------ Text excerpt

Feature: HPE Machine Learning Data Management’s helm chart now has a section for preflight checks, allowing you to easily validate whether the upgrade/migrations will be successful. This section can be found at pachd.preflightchecks. Simply set enabled: true and set the image.tag to the new version you want to upgrade to. If created the pod named pachyderm-preflight-check shows a status of Completed, you are ready to perform the upgrade. See the Upgrade steps for more information.
Enhancement: Console’s scalability has been improved to handle more concurrent users (50+) and power users who have many pipelines.
Enhancement: Console’s DAG visualization has been upgraded to include more information about the state of your pipelines.
Enhancement: The Jupyterlab Pipeline Specification Extension now supports GPUs.
Refactor: The functionality of the Branch Cron Trigger has been refactored to work more intuitively. Previously, cron triggers functioned more like rate limiters; now, they enable you to set up a scheduled reoccurring event on a repo branch that evaluates and fires the trigger. When a Cron Trigger fires, but no new data has been added, there are no new downstream commits or jobs. See our Cron glossary entry for more information on crons in HPE Machine Learning Data Management
Deprecation: The original Python SDK (python-pachyderm) will be deprecated in 9 months (May 2024). We recommend that you start trying out the new Pachyderm SDK (pachyderm-sdk) and begin planning your transition.

------------

Problem to work on: Carry the HPE Machine Learning Data Management release notes above further, starting after "begin planning your transition."

------ Material supplied

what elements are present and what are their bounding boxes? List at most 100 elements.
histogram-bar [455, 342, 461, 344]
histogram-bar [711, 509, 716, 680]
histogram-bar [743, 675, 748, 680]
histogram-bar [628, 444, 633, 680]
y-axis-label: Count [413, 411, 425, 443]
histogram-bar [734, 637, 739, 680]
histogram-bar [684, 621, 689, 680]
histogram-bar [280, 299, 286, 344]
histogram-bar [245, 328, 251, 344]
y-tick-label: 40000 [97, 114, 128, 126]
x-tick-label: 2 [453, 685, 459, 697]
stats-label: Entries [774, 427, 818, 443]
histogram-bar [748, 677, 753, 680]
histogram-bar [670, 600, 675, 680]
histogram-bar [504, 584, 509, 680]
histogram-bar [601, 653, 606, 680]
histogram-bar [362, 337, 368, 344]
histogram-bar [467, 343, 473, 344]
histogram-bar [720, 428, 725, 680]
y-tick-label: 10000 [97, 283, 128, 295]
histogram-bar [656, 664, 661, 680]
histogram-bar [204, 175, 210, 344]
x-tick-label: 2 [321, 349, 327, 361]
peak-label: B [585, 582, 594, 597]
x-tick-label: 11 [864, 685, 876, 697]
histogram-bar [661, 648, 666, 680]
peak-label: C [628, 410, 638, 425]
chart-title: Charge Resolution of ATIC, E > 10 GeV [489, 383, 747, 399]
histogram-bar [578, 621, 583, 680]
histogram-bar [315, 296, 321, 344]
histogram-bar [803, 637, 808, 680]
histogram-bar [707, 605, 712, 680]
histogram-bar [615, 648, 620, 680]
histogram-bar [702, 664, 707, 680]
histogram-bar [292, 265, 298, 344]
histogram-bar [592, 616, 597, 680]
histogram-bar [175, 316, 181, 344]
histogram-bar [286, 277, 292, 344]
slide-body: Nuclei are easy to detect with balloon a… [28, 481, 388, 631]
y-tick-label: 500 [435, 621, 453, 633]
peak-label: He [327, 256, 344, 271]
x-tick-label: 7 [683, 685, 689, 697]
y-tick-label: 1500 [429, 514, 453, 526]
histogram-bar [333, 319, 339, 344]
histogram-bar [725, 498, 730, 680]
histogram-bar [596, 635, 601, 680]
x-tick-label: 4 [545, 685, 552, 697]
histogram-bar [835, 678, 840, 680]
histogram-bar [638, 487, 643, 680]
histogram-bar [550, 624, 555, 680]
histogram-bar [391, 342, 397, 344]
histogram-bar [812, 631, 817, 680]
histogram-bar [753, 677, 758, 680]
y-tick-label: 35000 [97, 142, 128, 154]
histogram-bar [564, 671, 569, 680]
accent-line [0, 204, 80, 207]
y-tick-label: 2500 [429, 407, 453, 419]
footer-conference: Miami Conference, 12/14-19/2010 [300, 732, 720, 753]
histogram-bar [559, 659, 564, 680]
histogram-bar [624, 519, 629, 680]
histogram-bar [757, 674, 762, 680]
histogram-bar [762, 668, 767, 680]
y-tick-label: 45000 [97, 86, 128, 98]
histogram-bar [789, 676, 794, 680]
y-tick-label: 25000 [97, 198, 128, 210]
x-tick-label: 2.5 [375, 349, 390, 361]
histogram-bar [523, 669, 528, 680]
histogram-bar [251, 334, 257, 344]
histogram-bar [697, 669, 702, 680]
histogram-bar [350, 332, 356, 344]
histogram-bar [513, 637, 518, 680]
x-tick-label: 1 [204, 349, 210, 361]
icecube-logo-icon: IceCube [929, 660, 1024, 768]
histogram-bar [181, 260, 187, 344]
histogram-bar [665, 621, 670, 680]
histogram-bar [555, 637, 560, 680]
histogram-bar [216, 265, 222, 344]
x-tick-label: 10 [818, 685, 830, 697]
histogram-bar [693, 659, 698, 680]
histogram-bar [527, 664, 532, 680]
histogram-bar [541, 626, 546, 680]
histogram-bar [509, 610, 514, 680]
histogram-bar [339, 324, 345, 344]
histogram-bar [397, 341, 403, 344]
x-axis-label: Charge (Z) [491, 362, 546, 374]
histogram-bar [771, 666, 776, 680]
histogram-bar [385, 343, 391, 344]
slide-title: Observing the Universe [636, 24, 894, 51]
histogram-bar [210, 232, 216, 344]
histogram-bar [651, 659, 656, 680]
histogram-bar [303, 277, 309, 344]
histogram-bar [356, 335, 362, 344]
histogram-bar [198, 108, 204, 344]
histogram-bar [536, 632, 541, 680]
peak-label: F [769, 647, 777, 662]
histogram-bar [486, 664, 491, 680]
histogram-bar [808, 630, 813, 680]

------------
------ Material supplied

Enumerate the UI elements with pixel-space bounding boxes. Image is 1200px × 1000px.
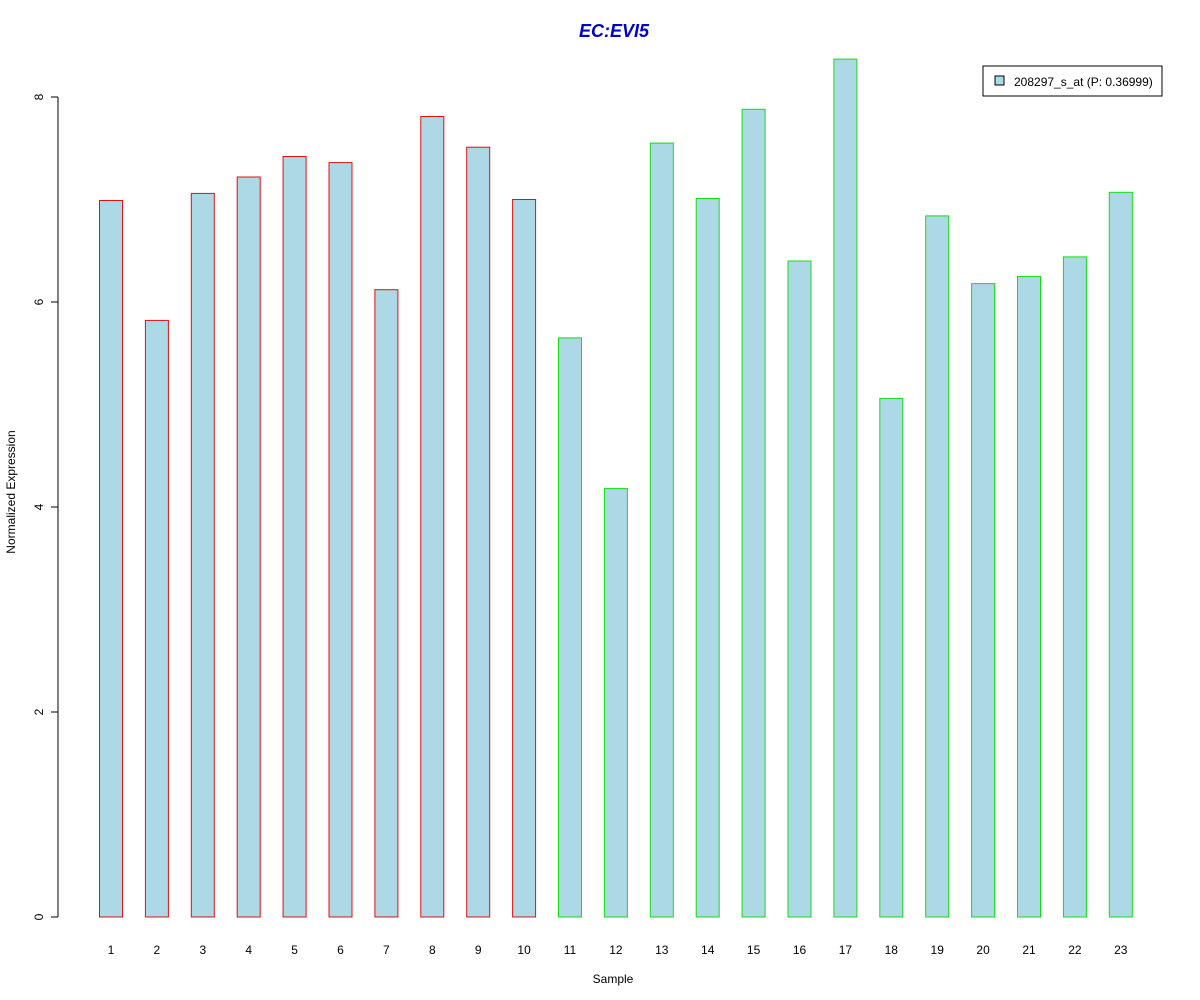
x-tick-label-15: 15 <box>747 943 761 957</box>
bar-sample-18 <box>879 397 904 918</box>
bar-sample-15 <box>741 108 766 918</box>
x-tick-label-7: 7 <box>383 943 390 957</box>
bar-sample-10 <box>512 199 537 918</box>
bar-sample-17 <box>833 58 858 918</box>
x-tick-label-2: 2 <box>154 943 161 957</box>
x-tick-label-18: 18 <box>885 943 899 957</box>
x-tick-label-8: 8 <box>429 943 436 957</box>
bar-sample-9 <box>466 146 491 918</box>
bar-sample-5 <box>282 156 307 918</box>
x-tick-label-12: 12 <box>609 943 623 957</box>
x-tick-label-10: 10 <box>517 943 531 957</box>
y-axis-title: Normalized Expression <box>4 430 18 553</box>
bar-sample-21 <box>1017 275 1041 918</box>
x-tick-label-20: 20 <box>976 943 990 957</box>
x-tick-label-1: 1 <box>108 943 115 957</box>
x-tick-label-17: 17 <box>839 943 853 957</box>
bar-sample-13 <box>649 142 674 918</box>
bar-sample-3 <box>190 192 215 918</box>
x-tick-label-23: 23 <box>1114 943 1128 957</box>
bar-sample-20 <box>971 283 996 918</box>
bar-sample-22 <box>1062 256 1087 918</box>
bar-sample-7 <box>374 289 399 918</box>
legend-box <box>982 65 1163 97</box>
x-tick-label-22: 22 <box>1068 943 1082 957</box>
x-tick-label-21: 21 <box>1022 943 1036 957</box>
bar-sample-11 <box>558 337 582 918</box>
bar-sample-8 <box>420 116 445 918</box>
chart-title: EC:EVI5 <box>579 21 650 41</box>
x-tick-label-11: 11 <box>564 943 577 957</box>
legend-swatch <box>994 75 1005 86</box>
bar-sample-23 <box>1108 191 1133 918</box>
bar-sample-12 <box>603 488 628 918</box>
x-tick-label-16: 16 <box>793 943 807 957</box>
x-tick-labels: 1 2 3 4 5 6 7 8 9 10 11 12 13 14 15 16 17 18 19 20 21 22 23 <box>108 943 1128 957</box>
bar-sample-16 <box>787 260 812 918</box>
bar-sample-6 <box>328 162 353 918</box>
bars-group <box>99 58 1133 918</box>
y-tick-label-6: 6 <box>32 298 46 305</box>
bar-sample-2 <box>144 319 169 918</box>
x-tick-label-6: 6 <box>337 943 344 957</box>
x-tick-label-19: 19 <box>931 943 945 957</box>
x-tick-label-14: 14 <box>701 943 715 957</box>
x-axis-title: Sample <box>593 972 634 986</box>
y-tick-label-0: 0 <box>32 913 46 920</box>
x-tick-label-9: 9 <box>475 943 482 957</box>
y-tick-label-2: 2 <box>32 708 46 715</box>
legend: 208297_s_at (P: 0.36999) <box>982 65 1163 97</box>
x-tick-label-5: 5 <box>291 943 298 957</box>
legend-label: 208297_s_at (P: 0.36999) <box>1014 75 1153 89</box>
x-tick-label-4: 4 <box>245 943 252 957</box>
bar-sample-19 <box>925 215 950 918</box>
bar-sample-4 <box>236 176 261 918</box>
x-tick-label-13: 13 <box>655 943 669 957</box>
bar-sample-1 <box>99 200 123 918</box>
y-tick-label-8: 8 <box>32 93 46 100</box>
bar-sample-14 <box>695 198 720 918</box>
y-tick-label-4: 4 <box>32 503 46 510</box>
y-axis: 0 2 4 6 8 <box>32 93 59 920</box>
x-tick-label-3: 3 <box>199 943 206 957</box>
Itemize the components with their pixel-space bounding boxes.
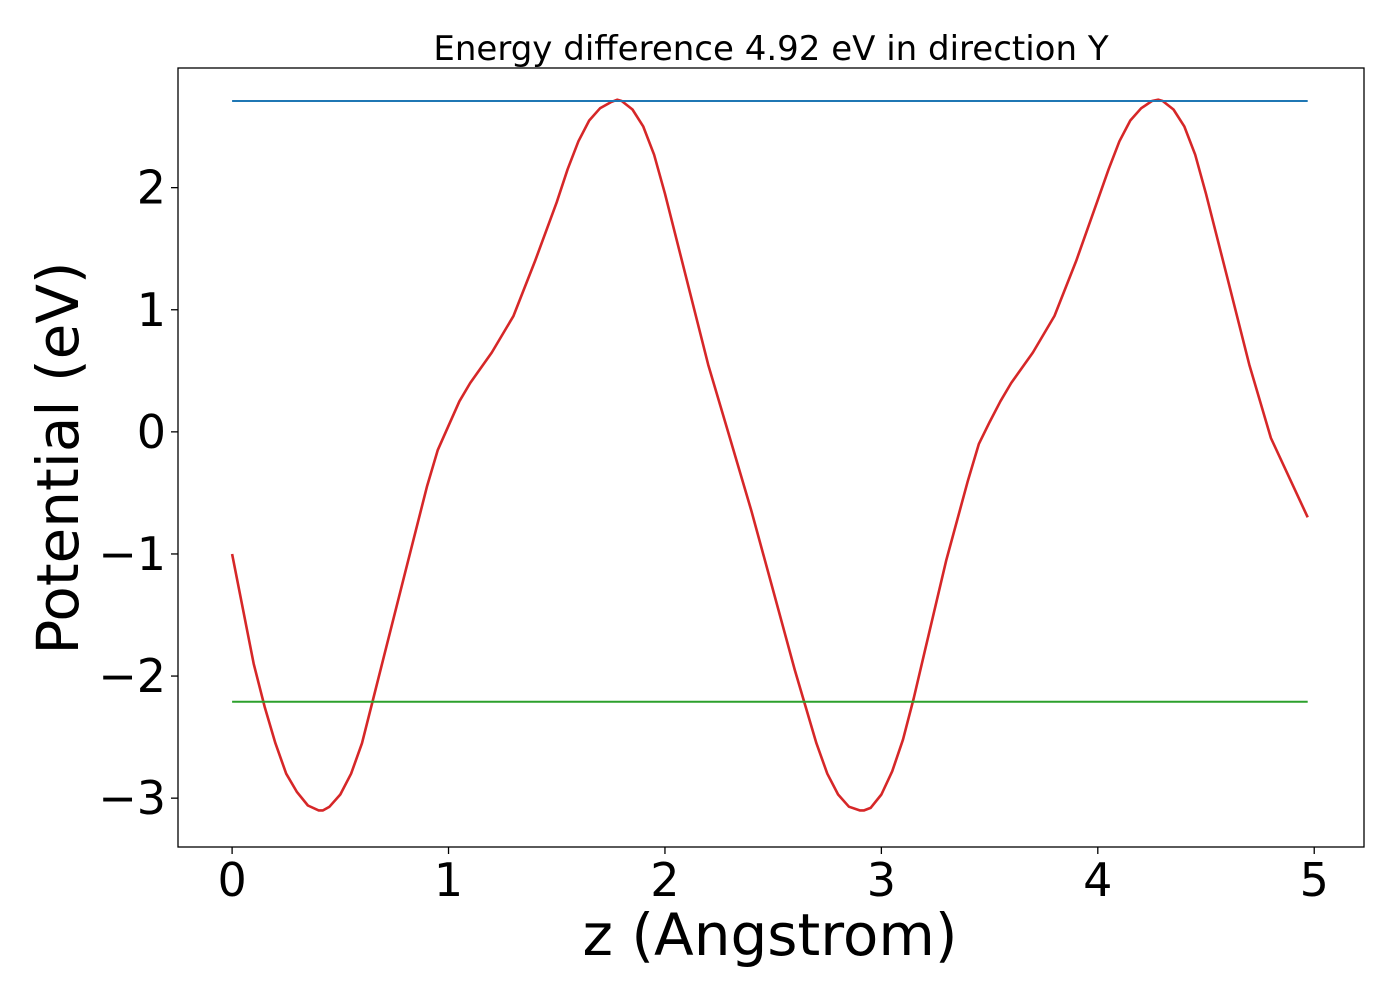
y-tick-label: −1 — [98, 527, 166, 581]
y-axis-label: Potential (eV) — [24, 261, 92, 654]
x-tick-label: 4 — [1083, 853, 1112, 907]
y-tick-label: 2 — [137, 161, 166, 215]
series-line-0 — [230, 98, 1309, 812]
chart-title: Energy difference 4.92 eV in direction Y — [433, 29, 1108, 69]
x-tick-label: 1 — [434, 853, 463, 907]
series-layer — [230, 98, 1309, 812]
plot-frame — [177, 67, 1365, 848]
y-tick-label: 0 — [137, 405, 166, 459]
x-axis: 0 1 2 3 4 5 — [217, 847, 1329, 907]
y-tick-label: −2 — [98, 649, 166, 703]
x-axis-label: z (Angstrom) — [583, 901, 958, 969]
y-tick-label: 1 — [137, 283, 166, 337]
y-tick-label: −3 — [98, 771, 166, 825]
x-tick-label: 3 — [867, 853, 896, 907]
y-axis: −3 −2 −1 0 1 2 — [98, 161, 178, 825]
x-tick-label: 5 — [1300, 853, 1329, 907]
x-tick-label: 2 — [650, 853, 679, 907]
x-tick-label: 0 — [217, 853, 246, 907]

------------

Reply to the task:
2.8.0

January 1, 0001

Feature: You can now create and manage pipelines in Console! To showcase this, we’ve added Console steps to all of our tutorials.
Feature: You can now set global defaults for your cluster that are passed down to all pipeline specs. These defaults provide a consistent experience for your data scientists and help manage your cluster. You can manage defaults via the PachCTL CLI or within Console.
Beta: You can now try out a beta version of our Unified Deployment experience with Determined.
Update: Branch triggers now require the trigger branch to exist before adding a --trigger setting to the target branch.
Enhancement: All pipeline specification references have been standardized to use camelCase format; use this format going forward when creating pipeline specifications.